REQUIRED TASK: Write out, unchanged, the lines from the one holding "Extract all the data from this chart as JSON." to the close of the listing. Both the first and last lines belong in it.

---- EXTRACTED DATA

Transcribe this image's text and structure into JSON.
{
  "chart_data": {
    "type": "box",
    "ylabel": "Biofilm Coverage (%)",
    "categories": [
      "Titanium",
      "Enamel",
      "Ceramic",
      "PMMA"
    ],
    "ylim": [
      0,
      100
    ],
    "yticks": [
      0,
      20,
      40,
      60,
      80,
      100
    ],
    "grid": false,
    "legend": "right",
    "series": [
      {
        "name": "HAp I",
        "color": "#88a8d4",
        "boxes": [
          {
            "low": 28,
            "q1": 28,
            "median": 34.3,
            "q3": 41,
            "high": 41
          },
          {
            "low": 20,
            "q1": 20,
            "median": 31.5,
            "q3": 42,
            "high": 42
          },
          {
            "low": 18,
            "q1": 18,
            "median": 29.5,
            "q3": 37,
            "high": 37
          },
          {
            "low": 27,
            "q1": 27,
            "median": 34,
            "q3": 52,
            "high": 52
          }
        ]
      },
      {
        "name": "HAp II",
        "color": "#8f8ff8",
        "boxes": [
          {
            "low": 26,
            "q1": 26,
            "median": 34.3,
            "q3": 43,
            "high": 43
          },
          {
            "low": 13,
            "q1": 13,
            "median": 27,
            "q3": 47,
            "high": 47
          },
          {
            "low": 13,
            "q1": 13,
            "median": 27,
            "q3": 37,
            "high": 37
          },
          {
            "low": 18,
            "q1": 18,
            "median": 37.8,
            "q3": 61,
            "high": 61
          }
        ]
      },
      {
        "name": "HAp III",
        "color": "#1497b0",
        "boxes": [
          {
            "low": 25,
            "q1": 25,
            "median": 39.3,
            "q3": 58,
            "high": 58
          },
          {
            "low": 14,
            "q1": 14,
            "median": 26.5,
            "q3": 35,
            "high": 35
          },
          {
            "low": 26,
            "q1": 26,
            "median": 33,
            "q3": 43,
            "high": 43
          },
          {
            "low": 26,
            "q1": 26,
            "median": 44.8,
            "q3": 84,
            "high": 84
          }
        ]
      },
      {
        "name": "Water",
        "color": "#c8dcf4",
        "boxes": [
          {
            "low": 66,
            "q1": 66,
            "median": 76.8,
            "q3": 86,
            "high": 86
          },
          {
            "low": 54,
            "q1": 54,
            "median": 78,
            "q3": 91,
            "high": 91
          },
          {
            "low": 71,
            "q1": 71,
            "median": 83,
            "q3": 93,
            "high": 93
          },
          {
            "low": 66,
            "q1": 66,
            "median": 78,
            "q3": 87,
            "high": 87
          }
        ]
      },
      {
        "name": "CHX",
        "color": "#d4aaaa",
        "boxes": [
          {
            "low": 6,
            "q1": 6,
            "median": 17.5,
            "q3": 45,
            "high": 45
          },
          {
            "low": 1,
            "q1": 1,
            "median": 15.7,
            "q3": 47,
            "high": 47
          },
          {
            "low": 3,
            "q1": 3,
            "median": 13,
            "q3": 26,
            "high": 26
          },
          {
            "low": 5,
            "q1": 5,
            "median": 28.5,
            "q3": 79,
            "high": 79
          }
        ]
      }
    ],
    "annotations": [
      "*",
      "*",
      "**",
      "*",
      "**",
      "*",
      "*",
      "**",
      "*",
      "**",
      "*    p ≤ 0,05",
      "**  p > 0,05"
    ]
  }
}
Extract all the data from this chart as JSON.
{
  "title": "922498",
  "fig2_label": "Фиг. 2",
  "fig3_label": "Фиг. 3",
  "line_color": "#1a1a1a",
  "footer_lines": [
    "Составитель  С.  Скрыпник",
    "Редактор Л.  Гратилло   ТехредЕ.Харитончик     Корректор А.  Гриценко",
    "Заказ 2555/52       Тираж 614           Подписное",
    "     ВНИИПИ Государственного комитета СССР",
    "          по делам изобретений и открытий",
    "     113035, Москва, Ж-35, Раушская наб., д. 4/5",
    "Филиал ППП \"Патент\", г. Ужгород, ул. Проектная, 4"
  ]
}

--------

RESPONSE TO THE TASK:
Extract all the data from this chart as JSON.
{
  "title": "922498",
  "fig2_label": "Фиг. 2",
  "fig3_label": "Фиг. 3",
  "line_color": "#1a1a1a",
  "footer_lines": [
    "Составитель  С.  Скрыпник",
    "Редактор Л.  Гратилло   ТехредЕ.Харитончик     Корректор А.  Гриценко",
    "Заказ 2555/52       Тираж 614           Подписное",
    "     ВНИИПИ Государственного комитета СССР",
    "          по делам изобретений и открытий",
    "     113035, Москва, Ж-35, Раушская наб., д. 4/5",
    "Филиал ППП \"Патент\", г. Ужгород, ул. Проектная, 4"
  ]
}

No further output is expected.